Requirement
Give every line below again, exactly.

Records for processing
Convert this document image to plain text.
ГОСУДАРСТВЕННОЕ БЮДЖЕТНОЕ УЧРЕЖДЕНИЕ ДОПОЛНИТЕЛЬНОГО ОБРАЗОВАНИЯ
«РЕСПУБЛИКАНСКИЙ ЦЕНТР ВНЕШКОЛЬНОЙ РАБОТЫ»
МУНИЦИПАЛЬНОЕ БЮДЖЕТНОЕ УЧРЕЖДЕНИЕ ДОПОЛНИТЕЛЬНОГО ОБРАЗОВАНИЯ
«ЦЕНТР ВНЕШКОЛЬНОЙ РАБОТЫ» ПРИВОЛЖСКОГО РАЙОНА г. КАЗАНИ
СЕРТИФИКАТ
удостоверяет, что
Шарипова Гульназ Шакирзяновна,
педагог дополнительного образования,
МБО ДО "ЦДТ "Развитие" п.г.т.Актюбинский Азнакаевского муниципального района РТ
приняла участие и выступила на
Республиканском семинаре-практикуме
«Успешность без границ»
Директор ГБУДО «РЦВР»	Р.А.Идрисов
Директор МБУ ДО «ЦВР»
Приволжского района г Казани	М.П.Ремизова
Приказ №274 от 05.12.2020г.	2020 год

Task answer
Convert this document image to plain text.
ГОСУДАРСТВЕННОЕ БЮДЖЕТНОЕ УЧРЕЖДЕНИЕ ДОПОЛНИТЕЛЬНОГО ОБРАЗОВАНИЯ
«РЕСПУБЛИКАНСКИЙ ЦЕНТР ВНЕШКОЛЬНОЙ РАБОТЫ»
МУНИЦИПАЛЬНОЕ БЮДЖЕТНОЕ УЧРЕЖДЕНИЕ ДОПОЛНИТЕЛЬНОГО ОБРАЗОВАНИЯ
«ЦЕНТР ВНЕШКОЛЬНОЙ РАБОТЫ» ПРИВОЛЖСКОГО РАЙОНА г. КАЗАНИ
СЕРТИФИКАТ
удостоверяет, что
Шарипова Гульназ Шакирзяновна,
педагог дополнительного образования,
МБО ДО "ЦДТ "Развитие" п.г.т.Актюбинский Азнакаевского муниципального района РТ
приняла участие и выступила на
Республиканском семинаре-практикуме
«Успешность без границ»
Директор ГБУДО «РЦВР»	Р.А.Идрисов
Директор МБУ ДО «ЦВР»
Приволжского района г Казани	М.П.Ремизова
Приказ №274 от 05.12.2020г.	2020 год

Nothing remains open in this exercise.